◆ **What the exercise asks**: Note each line of the listing that contains the string "page", and copy it.

◆ **Record extracts**:
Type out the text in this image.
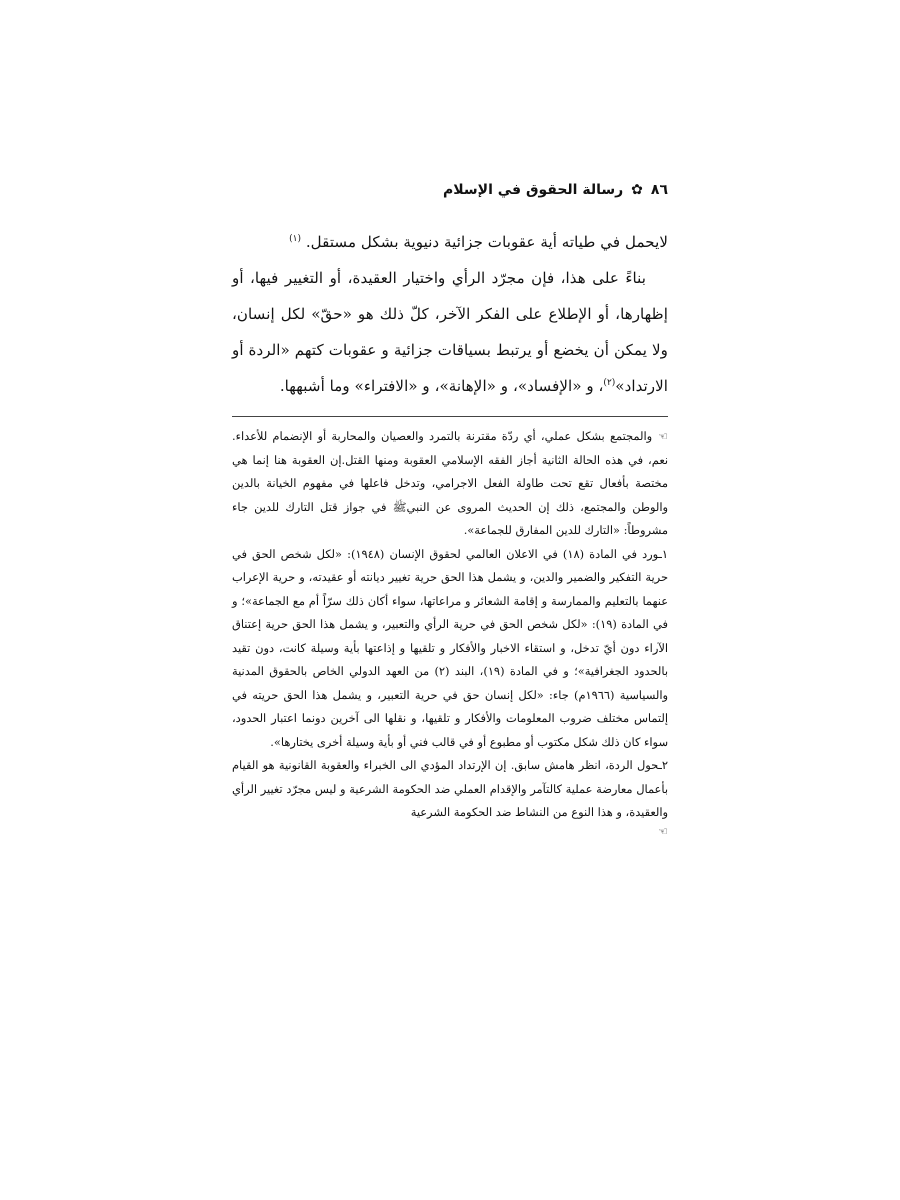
٨٦
✿
رسالة الحقوق في الإسلام

لايحمل في طياته أية عقوبات جزائية دنيوية بشكل مستقل. $^{(١)}$

بناءً على هذا، فإن مجرّد الرأي واختيار العقيدة، أو التغيير فيها، أو إظهارها، أو الإطلاع على الفكر الآخر، كلّ ذلك هو «حقّ» لكل إنسان، ولا يمكن أن يخضع أو يرتبط بسياقات جزائية و عقوبات كتهم «الردة أو الارتداد»$^{(٢)}$، و «الإفساد»، و «الإهانة»، و «الافتراء» وما أشبهها.

☜والمجتمع بشكل عملي، أي ردّة مقترنة بالتمرد والعصيان والمحاربة أو الإنضمام للأعداء. نعم، في هذه الحالة الثانية أجاز الفقه الإسلامي العقوبة ومنها القتل.إن العقوبة هنا إنما هي مختصة بأفعال تقع تحت طاولة الفعل الاجرامي، وتدخل فاعلها في مفهوم الخيانة بالدين والوطن والمجتمع، ذلك إن الحديث المروى عن النبيﷺ في جواز قتل التارك للدين جاء مشروطاً: «التارك للدين المفارق للجماعة».

١ـورد في المادة (١٨) في الاعلان العالمي لحقوق الإنسان (١٩٤٨): «لكل شخص الحق في حرية التفكير والضمير والدين، و يشمل هذا الحق حرية تغيير ديانته أو عقيدته، و حرية الإعراب عنهما بالتعليم والممارسة و إقامة الشعائر و مراعاتها، سواء أكان ذلك سرّاً أم مع الجماعة»؛ و في المادة (١٩): «لكل شخص الحق في حرية الرأي والتعبير، و يشمل هذا الحق حرية إعتناق الآراء دون أيّ تدخل، و استقاء الاخبار والأفكار و تلقيها و إذاعتها بأية وسيلة كانت، دون تقيد بالحدود الجغرافية»؛ و في المادة (١٩)، البند (٢) من العهد الدولي الخاص بالحقوق المدنية والسياسية (١٩٦٦م) جاء: «لكل إنسان حق في حرية التعبير، و يشمل هذا الحق حريته في إلتماس مختلف ضروب المعلومات والأفكار و تلقيها، و نقلها الى آخرين دونما اعتبار الحدود، سواء كان ذلك شكل مكتوب أو مطبوع أو في قالب فني أو بأية وسيلة أخرى يختارها».

٢ـحول الردة، انظر هامش سابق. إن الإرتداد المؤدي الى الخبراء والعقوبة القانونية هو القيام بأعمال معارضة عملية كالتآمر والإقدام العملي ضد الحكومة الشرعية و ليس مجرّد تغيير الرأي والعقيدة، و هذا النوع من النشاط ضد الحكومة الشرعية

☜
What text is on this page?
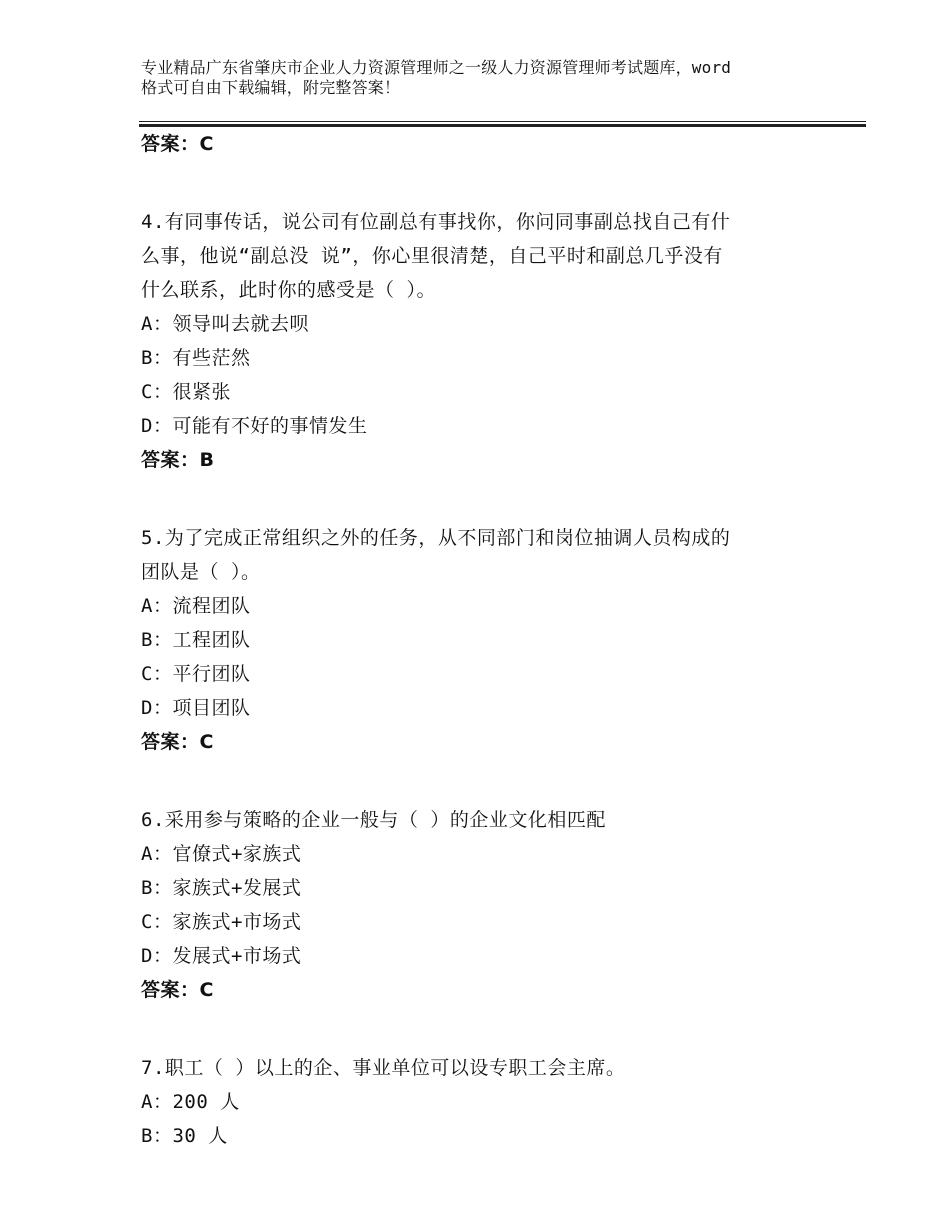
专业精品广东省肇庆市企业人力资源管理师之一级人力资源管理师考试题库，word
格式可自由下载编辑，附完整答案！
答案：C
4.有同事传话，说公司有位副总有事找你，你问同事副总找自己有什
么事，他说“副总没 说”，你心里很清楚，自己平时和副总几乎没有
什么联系，此时你的感受是（ ）。
A：领导叫去就去呗
B：有些茫然
C：很紧张
D：可能有不好的事情发生
答案：B
5.为了完成正常组织之外的任务，从不同部门和岗位抽调人员构成的
团队是（ ）。
A：流程团队
B：工程团队
C：平行团队
D：项目团队
答案：C
6.采用参与策略的企业一般与（ ）的企业文化相匹配
A：官僚式+家族式
B：家族式+发展式
C：家族式+市场式
D：发展式+市场式
答案：C
7.职工（ ）以上的企、事业单位可以设专职工会主席。
A：200 人
B：30 人
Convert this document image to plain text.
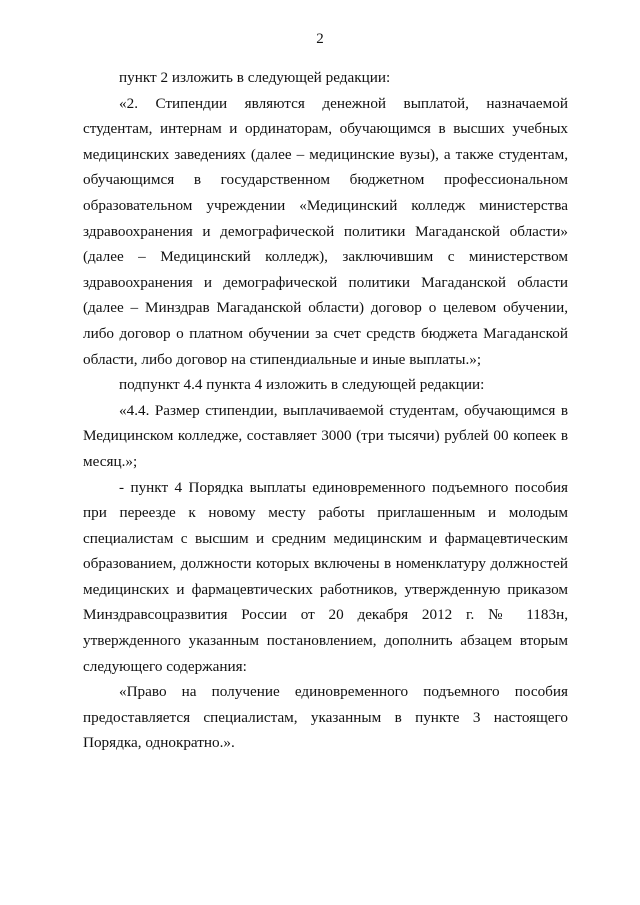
2

пункт 2 изложить в следующей редакции:

«2. Стипендии являются денежной выплатой, назначаемой студентам, интернам и ординаторам, обучающимся в высших учебных медицинских заведениях (далее – медицинские вузы), а также студентам, обучающимся в государственном бюджетном профессиональном образовательном учреждении «Медицинский колледж министерства здравоохранения и демографической политики Магаданской области» (далее – Медицинский колледж), заключившим с министерством здравоохранения и демографической политики Магаданской области (далее – Минздрав Магаданской области) договор о целевом обучении, либо договор о платном обучении за счет средств бюджета Магаданской области, либо договор на стипендиальные и иные выплаты.»;

подпункт 4.4 пункта 4 изложить в следующей редакции:

«4.4. Размер стипендии, выплачиваемой студентам, обучающимся в Медицинском колледже, составляет 3000 (три тысячи) рублей 00 копеек в месяц.»;

- пункт 4 Порядка выплаты единовременного подъемного пособия при переезде к новому месту работы приглашенным и молодым специалистам с высшим и средним медицинским и фармацевтическим образованием, должности которых включены в номенклатуру должностей медицинских и фармацевтических работников, утвержденную приказом Минздравсоцразвития России от 20 декабря 2012 г. № 1183н, утвержденного указанным постановлением, дополнить абзацем вторым следующего содержания:

«Право на получение единовременного подъемного пособия предоставляется специалистам, указанным в пункте 3 настоящего Порядка, однократно.».
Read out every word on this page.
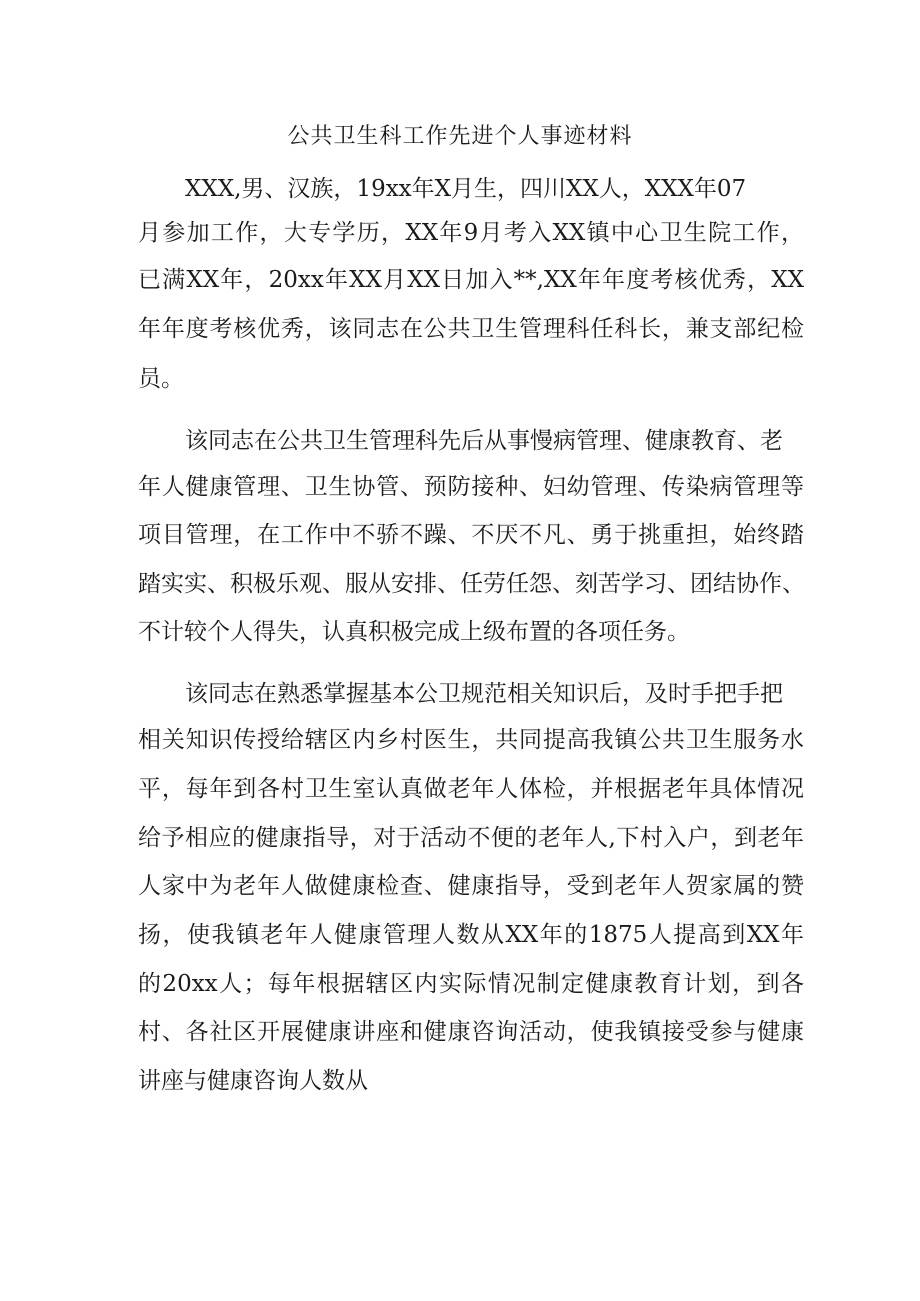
公共卫生科工作先进个人事迹材料
XXX,男、汉族，19xx年X月生，四川XX人，XXX年07
月参加工作，大专学历，XX年9月考入XX镇中心卫生院工作，
已满XX年，20xx年XX月XX日加入**,XX年年度考核优秀，XX
年年度考核优秀，该同志在公共卫生管理科任科长，兼支部纪检
员。
该同志在公共卫生管理科先后从事慢病管理、健康教育、老
年人健康管理、卫生协管、预防接种、妇幼管理、传染病管理等
项目管理，在工作中不骄不躁、不厌不凡、勇于挑重担，始终踏
踏实实、积极乐观、服从安排、任劳任怨、刻苦学习、团结协作、
不计较个人得失，认真积极完成上级布置的各项任务。
该同志在熟悉掌握基本公卫规范相关知识后，及时手把手把
相关知识传授给辖区内乡村医生，共同提高我镇公共卫生服务水
平，每年到各村卫生室认真做老年人体检，并根据老年具体情况
给予相应的健康指导，对于活动不便的老年人,下村入户，到老年
人家中为老年人做健康检查、健康指导，受到老年人贺家属的赞
扬，使我镇老年人健康管理人数从XX年的1875人提高到XX年
的20xx人；每年根据辖区内实际情况制定健康教育计划，到各
村、各社区开展健康讲座和健康咨询活动，使我镇接受参与健康
讲座与健康咨询人数从
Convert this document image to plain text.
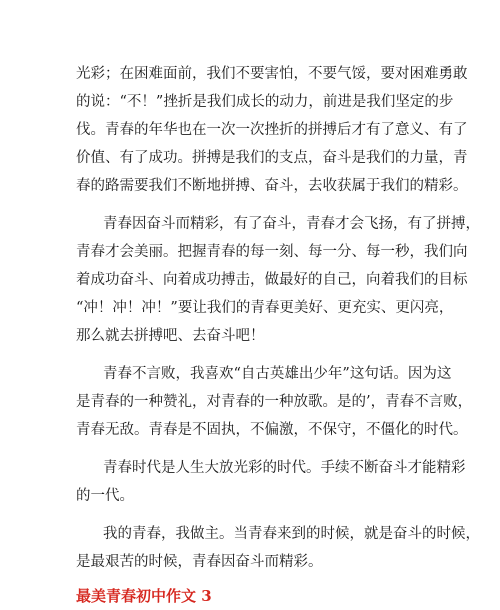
光彩；在困难面前，我们不要害怕，不要气馁，要对困难勇敢
的说：“不！”挫折是我们成长的动力，前进是我们坚定的步
伐。青春的年华也在一次一次挫折的拼搏后才有了意义、有了
价值、有了成功。拼搏是我们的支点，奋斗是我们的力量，青
春的路需要我们不断地拼搏、奋斗，去收获属于我们的精彩。
青春因奋斗而精彩，有了奋斗，青春才会飞扬，有了拼搏，
青春才会美丽。把握青春的每一刻、每一分、每一秒，我们向
着成功奋斗、向着成功搏击，做最好的自己，向着我们的目标
“冲！冲！冲！”要让我们的青春更美好、更充实、更闪亮，
那么就去拼搏吧、去奋斗吧！
青春不言败，我喜欢“自古英雄出少年”这句话。因为这
是青春的一种赞礼，对青春的一种放歌。是的’，青春不言败，
青春无敌。青春是不固执，不偏激，不保守，不僵化的时代。
青春时代是人生大放光彩的时代。手续不断奋斗才能精彩
的一代。
我的青春，我做主。当青春来到的时候，就是奋斗的时候，
是最艰苦的时候，青春因奋斗而精彩。
最美青春初中作文 3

◆ **Finished answer**:
What text is on this page?
Read out every word on this page.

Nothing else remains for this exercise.